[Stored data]

***

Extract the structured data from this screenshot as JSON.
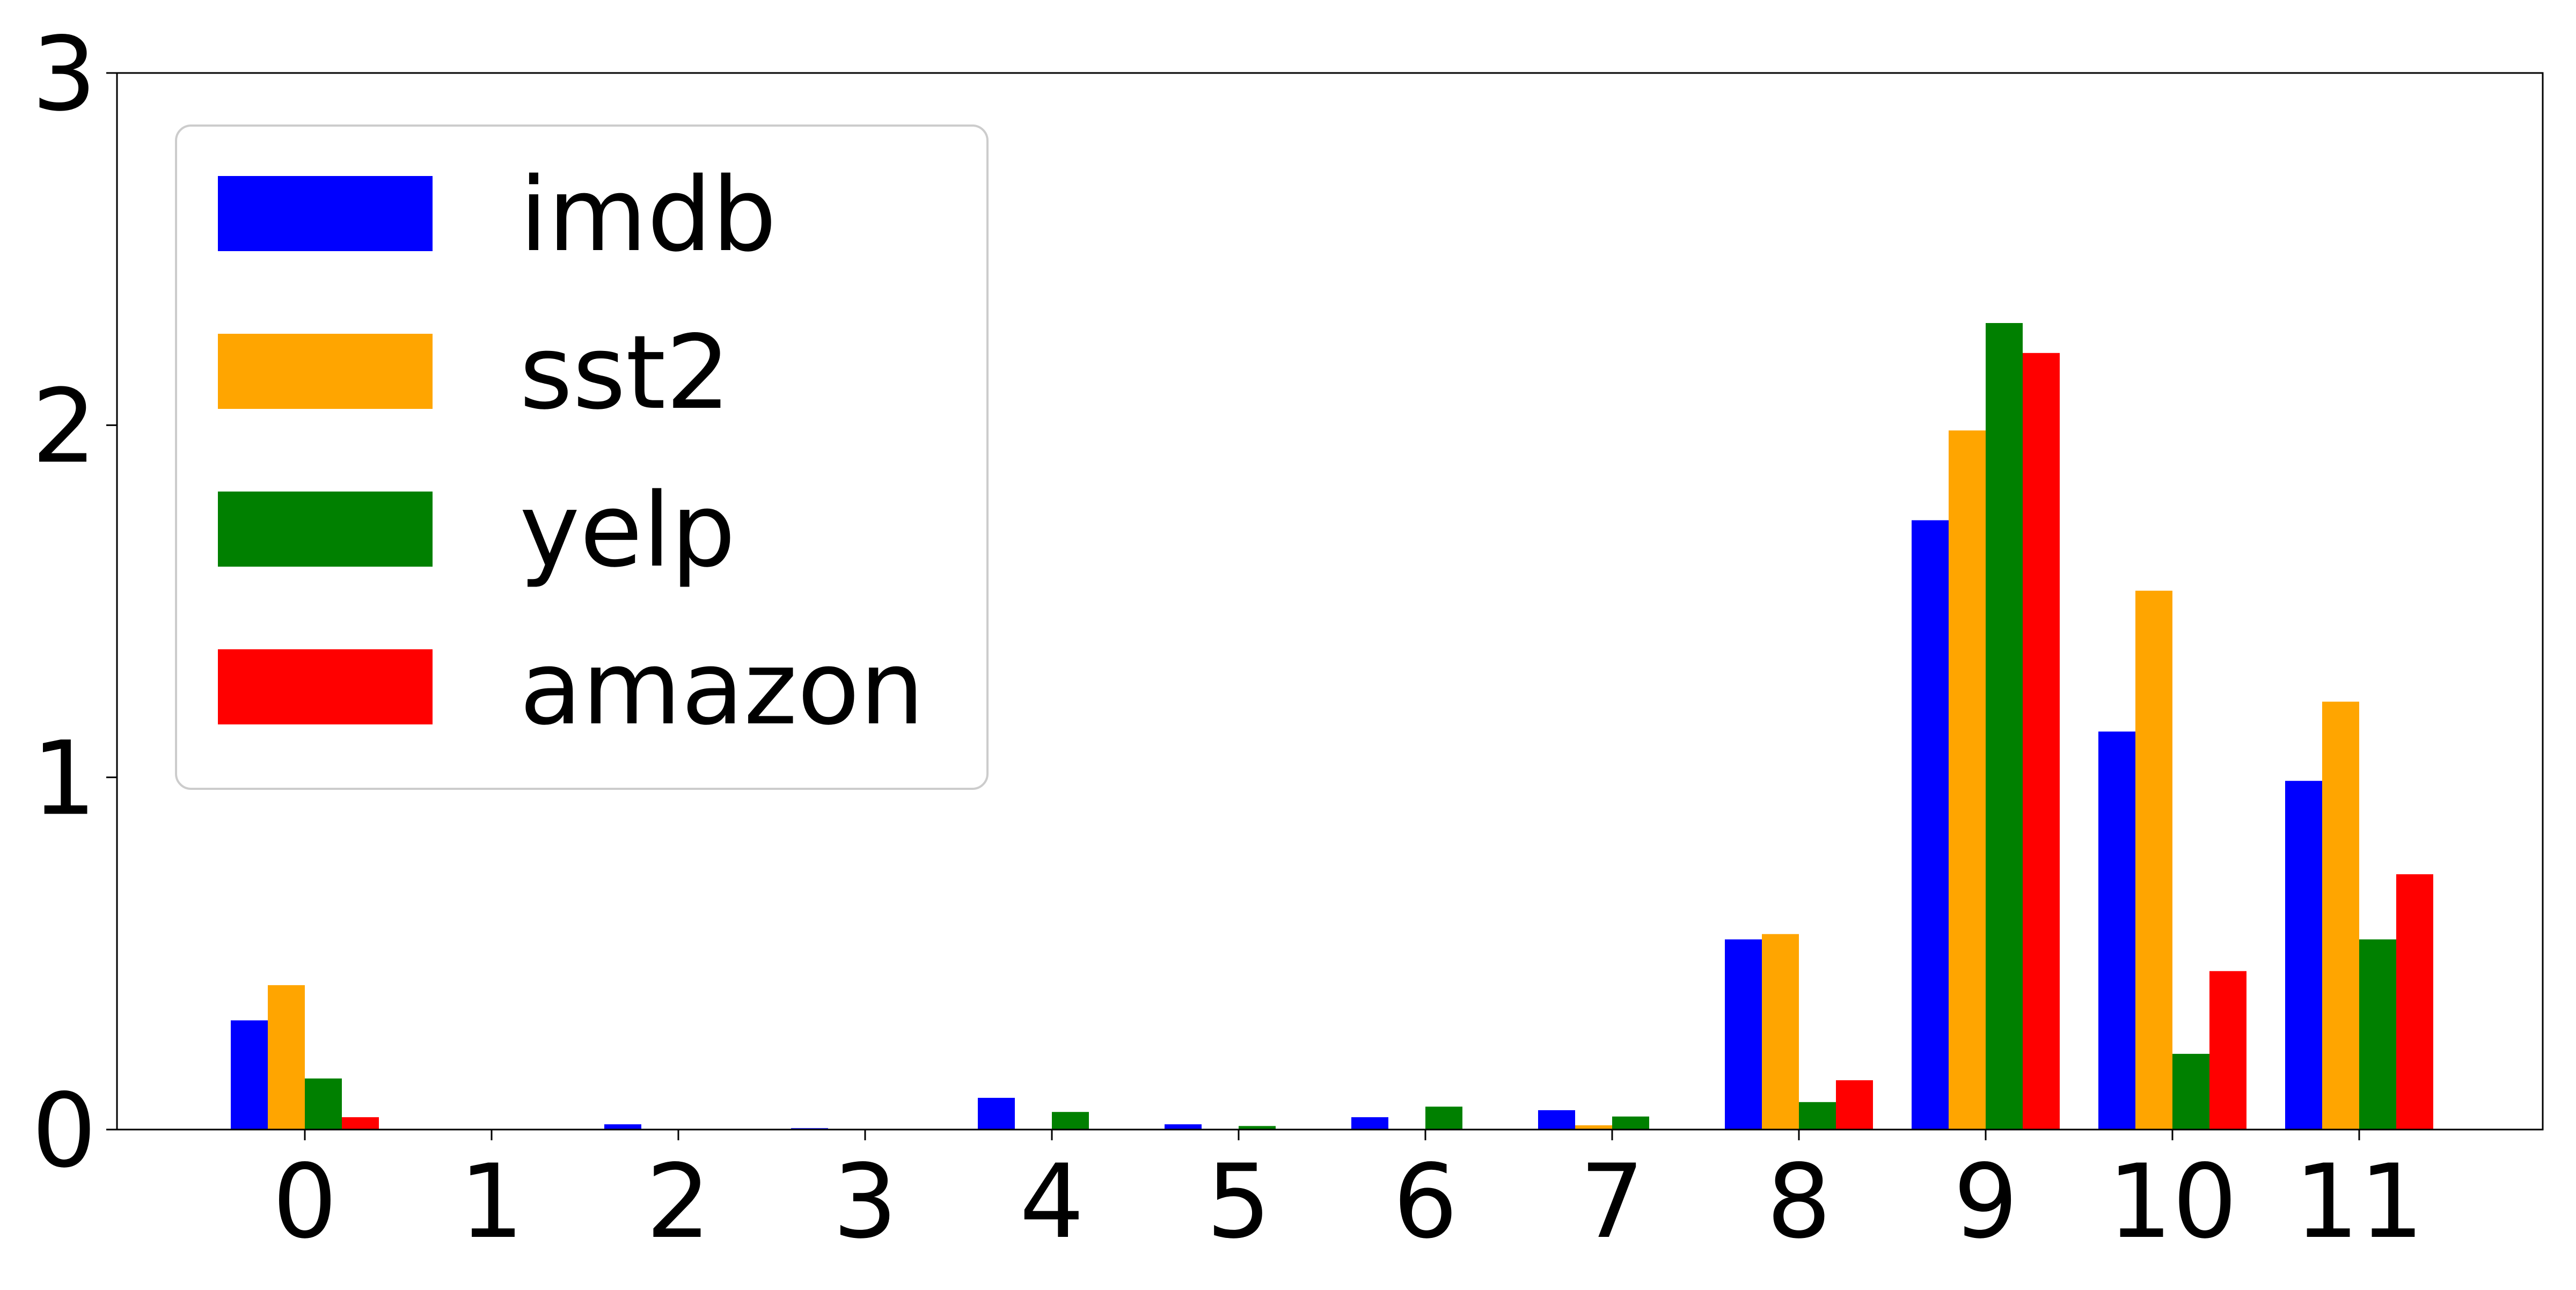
{
  "chart_data": {
    "type": "bar",
    "title": "",
    "xlabel": "",
    "ylabel": "",
    "categories": [
      "0",
      "1",
      "2",
      "3",
      "4",
      "5",
      "6",
      "7",
      "8",
      "9",
      "10",
      "11"
    ],
    "ylim": [
      0,
      3
    ],
    "yticks": [
      "0",
      "1",
      "2",
      "3"
    ],
    "grid": false,
    "legend_position": "top-left",
    "series": [
      {
        "name": "imdb",
        "color": "#0000ff",
        "values": [
          0.31,
          0.0,
          0.015,
          0.004,
          0.09,
          0.015,
          0.035,
          0.055,
          0.54,
          1.73,
          1.13,
          0.99
        ]
      },
      {
        "name": "sst2",
        "color": "#ffa500",
        "values": [
          0.41,
          0.0,
          0.0,
          0.0,
          0.0,
          0.0,
          0.0,
          0.012,
          0.555,
          1.985,
          1.53,
          1.215
        ]
      },
      {
        "name": "yelp",
        "color": "#008000",
        "values": [
          0.145,
          0.0,
          0.0,
          0.0,
          0.05,
          0.01,
          0.065,
          0.037,
          0.078,
          2.29,
          0.215,
          0.54
        ]
      },
      {
        "name": "amazon",
        "color": "#ff0000",
        "values": [
          0.035,
          0.0,
          0.0,
          0.0,
          0.0,
          0.0,
          0.0,
          0.0,
          0.14,
          2.205,
          0.45,
          0.725
        ]
      }
    ]
  }
}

***

Exercise -> Only lines holding the string "color" are wanted; gather each one from the entries above.

Right answer ->
        "color": "#0000ff",
        "color": "#ffa500",
        "color": "#008000",
        "color": "#ff0000",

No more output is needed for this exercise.